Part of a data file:

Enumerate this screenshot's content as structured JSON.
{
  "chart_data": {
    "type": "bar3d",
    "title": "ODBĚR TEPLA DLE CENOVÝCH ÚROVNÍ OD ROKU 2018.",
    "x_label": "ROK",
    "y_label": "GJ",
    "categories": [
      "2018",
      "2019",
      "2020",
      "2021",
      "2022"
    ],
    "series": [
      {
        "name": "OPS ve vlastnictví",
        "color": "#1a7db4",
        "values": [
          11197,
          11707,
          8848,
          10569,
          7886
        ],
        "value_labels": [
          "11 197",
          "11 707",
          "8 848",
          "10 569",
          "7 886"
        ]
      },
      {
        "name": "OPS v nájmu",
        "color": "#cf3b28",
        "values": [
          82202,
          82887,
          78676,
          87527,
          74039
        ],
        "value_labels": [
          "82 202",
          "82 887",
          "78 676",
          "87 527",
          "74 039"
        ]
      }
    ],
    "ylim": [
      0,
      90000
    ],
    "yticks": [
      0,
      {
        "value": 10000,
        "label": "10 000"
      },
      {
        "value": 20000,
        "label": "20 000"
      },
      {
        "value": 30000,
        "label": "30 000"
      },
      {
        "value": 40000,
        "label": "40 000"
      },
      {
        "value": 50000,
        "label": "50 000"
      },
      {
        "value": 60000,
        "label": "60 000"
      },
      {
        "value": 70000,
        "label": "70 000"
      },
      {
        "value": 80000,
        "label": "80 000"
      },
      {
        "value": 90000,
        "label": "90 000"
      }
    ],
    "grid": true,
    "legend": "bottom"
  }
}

▶ EXERCISE: In the records above, locate the lines holding the word "name". Copy each of them.

▶ SOLUTION TO THIS TASK:
        "name": "OPS ve vlastnictví",
        "name": "OPS v nájmu",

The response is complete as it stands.